[Texte à lire]
........

Jusqu’à quand les chasseurs pourront-ils payer la facture des dégâts agricoles ? L’an dernier, les chasseurs ont déboursé 77,3 millions d’euros pour indemniser les agriculteurs, ce qui représente 80 euros par chasseur. Rappel du mécanisme : la loi du 26 juillet 2000, dite « loi Voynet », a confié aux fédérations départementales de chasseurs, à leur demande, la charge des dégâts de grand gibier. Chaque fédération a créé un fonds départemental sous l’autorité du préfet. À l’époque, les dégâts étaient très raisonnables. Personne n’imaginait que les populations de grand gibier allaient exploser. Seulement voilà : en 2021, le montant des indemnisations a été multiplié par … 45 ! Comment expliquer cette envolée ? Par la réduction du nombre de chasseurs d’abord. En 1975, nous avions 2,2 millions de chasseurs (pour 54 millions d’habitants) aujourd’hui nous en avons 1 million (pour 67 millions d’habitants). Moins de puissance de feu (et davantage d’impact au portefeuille, puisqu’il y a moins de monde pour supporter la charge financière). Côté agricole la productivité a été multipliée par trois, ce qui renchérit le coût des dégâts. Le grand gibier, lui, s’envole. Les populations de sangliers ont été multipliées par six en trente ans. La bête noire s’installe partout. On la trouve aussi bien en forêt qu’en plaine, en bord de mer comme en montagne, à la campagne comme dans les faubourgs, et même en ville. C’est désormais une population devenue incontrôlable. Un tsunami. Les chasseurs font ce qu’ils peuvent, mais il y a de plus en plus de secteurs classés en réserves. Bien nourries, les laies n’ont jamais été aussi fécondes. On les voit désormais, suivies de leurs petits, folâtrer au bord des routes.

Entre 6 et 8 000 ha de maïs détruits chaque année

Si les populations de cerfs et de chevreuils ont elles aussi fortement progressé, le sanglier reste le grand ravageur. Il est responsable de 85 % des dégâts et détruit les cultures de maïs (entre 6 000 et 8 000 ha chaque année). Mais il défonce aussi les prairies (24 % des dégâts) et se révèle également dévastateur dans la vigne, notamment sur le pourtour méditerranéen. Dans le seul département du Gard, par exemple, 113 tonnes de raisins détruites ont coûté 85 000 euros.

En seconde position vient le cerf, avec environ 10 % de la facture globale.

On le trouve dans le maïs, mais aussi dans le colza, où il ravage davantage que le sanglier. Les dégâts provoqués par le chevreuil ne dépassent pas 5 % du total. Il est surtout nuisible dans les régions viticoles où il consomme les bourgeons.

........

[Annotations des boîtes d'éléments]
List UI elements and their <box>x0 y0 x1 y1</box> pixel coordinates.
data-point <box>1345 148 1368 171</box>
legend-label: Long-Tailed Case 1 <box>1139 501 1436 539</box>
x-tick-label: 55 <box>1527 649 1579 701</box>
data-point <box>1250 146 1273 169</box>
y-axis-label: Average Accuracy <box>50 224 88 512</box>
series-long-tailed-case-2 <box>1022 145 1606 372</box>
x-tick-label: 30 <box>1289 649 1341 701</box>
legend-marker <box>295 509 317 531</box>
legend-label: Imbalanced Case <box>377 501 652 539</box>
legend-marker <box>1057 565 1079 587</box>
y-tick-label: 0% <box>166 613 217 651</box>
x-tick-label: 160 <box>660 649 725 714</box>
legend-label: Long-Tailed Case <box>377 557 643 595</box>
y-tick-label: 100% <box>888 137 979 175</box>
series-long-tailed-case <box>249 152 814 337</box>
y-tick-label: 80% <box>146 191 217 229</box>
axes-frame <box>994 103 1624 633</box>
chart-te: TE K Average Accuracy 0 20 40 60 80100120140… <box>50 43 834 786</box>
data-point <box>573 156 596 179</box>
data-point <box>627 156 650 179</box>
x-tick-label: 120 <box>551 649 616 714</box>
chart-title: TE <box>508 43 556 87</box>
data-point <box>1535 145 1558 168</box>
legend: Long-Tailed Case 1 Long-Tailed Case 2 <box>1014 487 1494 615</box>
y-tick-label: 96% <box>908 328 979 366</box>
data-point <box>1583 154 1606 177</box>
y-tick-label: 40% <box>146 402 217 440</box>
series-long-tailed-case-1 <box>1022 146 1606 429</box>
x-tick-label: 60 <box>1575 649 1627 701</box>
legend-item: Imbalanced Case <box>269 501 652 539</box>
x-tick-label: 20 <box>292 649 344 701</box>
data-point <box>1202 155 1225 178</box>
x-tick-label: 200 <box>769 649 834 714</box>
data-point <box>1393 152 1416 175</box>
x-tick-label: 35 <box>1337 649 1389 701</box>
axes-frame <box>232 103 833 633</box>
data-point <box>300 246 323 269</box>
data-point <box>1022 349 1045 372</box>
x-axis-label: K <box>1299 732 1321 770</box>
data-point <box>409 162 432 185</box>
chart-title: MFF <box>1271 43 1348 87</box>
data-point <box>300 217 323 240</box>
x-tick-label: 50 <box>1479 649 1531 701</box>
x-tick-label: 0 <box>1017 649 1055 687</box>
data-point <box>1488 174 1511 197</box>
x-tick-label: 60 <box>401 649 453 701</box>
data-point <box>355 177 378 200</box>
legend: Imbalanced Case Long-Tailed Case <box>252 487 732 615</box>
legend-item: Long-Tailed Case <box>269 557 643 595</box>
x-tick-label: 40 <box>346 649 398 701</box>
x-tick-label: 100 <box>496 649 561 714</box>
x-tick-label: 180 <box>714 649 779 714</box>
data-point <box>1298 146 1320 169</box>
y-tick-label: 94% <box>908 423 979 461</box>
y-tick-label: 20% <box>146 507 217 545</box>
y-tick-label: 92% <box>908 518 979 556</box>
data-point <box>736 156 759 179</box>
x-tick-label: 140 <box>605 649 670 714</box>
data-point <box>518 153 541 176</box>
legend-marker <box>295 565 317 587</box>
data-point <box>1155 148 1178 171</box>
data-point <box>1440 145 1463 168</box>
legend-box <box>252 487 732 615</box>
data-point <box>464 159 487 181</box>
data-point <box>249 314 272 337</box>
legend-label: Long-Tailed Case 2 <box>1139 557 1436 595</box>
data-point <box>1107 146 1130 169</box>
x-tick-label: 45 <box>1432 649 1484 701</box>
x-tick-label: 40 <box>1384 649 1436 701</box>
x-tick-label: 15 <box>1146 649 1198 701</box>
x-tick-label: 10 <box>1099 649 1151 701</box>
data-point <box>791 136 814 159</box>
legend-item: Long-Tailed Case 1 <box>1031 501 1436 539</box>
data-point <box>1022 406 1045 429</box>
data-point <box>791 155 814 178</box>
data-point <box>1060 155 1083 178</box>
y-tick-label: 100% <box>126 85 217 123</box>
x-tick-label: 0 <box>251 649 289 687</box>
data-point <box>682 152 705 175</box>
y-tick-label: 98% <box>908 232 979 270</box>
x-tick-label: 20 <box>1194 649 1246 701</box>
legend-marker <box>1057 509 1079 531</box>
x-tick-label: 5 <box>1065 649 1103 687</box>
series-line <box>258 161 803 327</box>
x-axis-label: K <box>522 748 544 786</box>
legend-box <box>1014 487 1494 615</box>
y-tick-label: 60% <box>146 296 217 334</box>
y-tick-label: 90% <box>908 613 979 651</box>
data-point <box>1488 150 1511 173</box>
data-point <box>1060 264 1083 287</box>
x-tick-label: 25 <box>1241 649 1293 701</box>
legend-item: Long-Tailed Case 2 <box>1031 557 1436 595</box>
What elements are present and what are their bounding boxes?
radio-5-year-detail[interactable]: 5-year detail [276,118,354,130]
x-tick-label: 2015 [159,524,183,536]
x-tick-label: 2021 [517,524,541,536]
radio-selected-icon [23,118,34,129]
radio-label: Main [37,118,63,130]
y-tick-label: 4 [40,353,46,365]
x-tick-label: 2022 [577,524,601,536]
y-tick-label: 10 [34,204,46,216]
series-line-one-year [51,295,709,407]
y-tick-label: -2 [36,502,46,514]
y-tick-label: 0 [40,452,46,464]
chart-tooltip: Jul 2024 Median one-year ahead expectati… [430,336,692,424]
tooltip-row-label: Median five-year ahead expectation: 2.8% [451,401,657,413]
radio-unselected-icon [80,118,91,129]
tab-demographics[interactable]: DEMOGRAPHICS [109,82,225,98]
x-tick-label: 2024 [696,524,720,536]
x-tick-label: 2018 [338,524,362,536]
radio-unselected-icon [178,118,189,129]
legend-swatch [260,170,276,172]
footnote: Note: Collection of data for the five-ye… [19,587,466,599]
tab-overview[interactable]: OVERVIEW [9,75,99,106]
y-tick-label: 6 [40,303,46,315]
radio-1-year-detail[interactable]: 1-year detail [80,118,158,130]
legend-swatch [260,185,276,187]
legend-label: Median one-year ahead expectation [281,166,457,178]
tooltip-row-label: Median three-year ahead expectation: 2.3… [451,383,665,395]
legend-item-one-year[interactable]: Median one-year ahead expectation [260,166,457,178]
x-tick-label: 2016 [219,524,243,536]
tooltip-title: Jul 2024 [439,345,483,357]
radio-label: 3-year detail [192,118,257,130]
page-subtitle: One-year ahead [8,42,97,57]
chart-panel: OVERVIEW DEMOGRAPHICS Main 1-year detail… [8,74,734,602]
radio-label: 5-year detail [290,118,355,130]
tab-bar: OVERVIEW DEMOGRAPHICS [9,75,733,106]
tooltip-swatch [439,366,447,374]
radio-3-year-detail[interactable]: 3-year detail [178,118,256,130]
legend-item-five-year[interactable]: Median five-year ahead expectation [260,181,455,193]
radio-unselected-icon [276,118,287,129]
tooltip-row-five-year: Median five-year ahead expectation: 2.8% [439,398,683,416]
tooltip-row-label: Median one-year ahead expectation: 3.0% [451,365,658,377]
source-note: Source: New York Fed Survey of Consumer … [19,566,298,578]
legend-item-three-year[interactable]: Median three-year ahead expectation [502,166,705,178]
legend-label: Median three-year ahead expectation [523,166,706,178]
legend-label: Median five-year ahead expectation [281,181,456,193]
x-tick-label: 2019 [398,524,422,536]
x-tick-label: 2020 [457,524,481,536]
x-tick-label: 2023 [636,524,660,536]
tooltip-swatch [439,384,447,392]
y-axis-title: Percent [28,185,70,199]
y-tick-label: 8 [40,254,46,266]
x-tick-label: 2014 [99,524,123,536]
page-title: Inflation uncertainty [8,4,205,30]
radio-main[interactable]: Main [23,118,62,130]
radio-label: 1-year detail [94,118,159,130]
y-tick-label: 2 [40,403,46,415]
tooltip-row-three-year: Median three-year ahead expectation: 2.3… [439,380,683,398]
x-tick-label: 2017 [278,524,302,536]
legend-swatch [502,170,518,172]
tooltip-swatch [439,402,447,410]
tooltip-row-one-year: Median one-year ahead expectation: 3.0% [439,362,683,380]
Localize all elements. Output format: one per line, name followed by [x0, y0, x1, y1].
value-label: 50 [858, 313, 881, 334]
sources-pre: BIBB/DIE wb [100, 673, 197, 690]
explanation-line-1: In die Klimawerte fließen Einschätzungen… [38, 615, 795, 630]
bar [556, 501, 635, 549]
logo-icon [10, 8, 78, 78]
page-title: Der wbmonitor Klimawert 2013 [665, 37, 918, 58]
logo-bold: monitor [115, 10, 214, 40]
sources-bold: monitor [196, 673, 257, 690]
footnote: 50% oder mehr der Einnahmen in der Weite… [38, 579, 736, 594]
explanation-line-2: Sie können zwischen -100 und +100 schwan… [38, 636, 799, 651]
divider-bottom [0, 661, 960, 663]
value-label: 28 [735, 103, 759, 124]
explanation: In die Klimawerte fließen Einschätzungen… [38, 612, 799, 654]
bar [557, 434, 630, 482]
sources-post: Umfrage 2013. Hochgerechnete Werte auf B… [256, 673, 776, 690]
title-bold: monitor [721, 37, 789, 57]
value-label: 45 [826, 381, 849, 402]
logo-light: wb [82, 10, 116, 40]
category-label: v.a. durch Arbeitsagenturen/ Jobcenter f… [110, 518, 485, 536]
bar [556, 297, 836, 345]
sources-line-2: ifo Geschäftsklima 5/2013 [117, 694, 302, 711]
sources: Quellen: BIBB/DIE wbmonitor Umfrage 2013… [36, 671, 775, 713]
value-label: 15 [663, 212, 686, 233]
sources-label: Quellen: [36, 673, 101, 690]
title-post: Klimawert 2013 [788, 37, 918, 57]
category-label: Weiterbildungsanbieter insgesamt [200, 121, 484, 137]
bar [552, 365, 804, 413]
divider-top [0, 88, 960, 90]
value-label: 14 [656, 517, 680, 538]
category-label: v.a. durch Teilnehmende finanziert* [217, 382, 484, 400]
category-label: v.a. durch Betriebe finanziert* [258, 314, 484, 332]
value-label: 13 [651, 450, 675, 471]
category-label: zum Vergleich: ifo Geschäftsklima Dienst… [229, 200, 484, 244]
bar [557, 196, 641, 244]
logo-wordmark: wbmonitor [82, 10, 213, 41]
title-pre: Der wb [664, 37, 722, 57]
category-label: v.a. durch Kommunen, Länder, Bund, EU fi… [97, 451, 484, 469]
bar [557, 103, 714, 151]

........

[Travail demandé]
**a.** Répondez aux questions suivantes à partir du texte sur les dégâts du grand gibier :
(i) Quelle loi a confié aux fédérations départementales de chasseurs la charge des dégâts de grand gibier ?
(ii) Quelle part des dégâts est attribuée au sanglier ?
(iii) Combien de tonnes de raisins ont été détruites dans le département du Gard ?
**b.** Recopiez mot pour mot le passage du texte sur les dégâts du grand gibier compris entre « Entre 6 et 8 000 » et « la facture globale. », bornes incluses.
**c.** Prolongez le texte sur les dégâts du grand gibier à la suite de sa dernière phrase.
Les lignes ne jouent aucun rôle ici.

[Résultats finaux]
**a.**
(i) La loi du 26 juillet 2000, dite « loi Voynet ».
(ii) 85 % des dégâts.
(iii) 113 tonnes.

**b.**
Entre 6 et 8 000 ha de maïs détruits chaque année

Si les populations de cerfs et de chevreuils ont elles aussi fortement progressé, le sanglier reste le grand ravageur. Il est responsable de 85 % des dégâts et détruit les cultures de maïs (entre 6 000 et 8 000 ha chaque année). Mais il défonce aussi les prairies (24 % des dégâts) et se révèle également dévastateur dans la vigne, notamment sur le pourtour méditerranéen. Dans le seul département du Gard, par exemple, 113 tonnes de raisins détruites ont coûté 85 000 euros.

En seconde position vient le cerf, avec environ 10 % de la facture globale.

**c.**
Toutes les communes ne sont pas également touchées. Quinze pour cent des communes versent 85 % des indemnisations. Ce sont surtout les départements du Centre et de l’Est qui paient le prix fort. La Bretagne ou le Sud-Ouest, par exemple, sont moins impactés.

Vers une modification du système d’indemnisation

Quelles sont les parades face à cette explosion ? Augmenter la saison de chasse ? On peut déjà, avec des autorisations administratives, réguler le sanglier toute l’année. Augmenter le nombre de chasseurs ? On a baissé le prix du permis national à 200 euros. Et la Fédération Nationale s’emploie à attirer de jeunes chasseurs. Trouver de nouvelles ressources financières ? Certaines Associations communales de chasse agréées (ACCA) tentent de développer le tourisme cynégétique en vendant des bracelets pour la chasse du cerf et du chevreuil à l’approche ou à l’affût.

Partisans d’une solution plus radicale, certains responsables fédéraux plaident pour que la note soit envoyée aux décideurs de la politique agricole commune (Pac). La France est la première bénéficiaire de cette politique, avec une enveloppe qui frôle les 10 milliards d’euros. Le montant des dégâts ne représenterait que 0,8 % de ce montant.

En France, les chasseurs paient. Ce n’est pas le cas partout. Au Royaume-Uni et dans les pays nordiques, c’est à l’agriculteur de mettre la main à la poche et de sortir le fusil pour se protéger éventuellement. En Italie et en Lettonie, c’est l’État qui paie. En Allemagne, Belgique, Luxembourg, Hongrie, c’est le détenteur du droit de chasse. Il est responsable de « son » gibier et doit en payer les conséquences.

Quoi qu’il en soit, inquiet, Willy Schraen propose, lui, une intervention de l’État. La Fédération nationale des chasseurs (FNC) a annoncé que, si la discussion avec les pouvoirs publics n’aboutissait pas, elle engagerait une action juridique. Suivant les conclusions de l’avocat de la FNC, le Conseil d’État a considéré que les dispositions de la loi « portent atteinte aux droits et libertés garantis par la Constitution, et notamment au principe d’égalité devant la loi et au principe d’égalité devant les charges publiques garanties par les articles 6 et 13 de la Déclaration des droits de l’homme et du citoyen de 1789 ». Cette étape confirme que le système actuel doit être revu. Le Conseil constitutionnel est désormais saisi et doit statuer dans un délai de trois mois.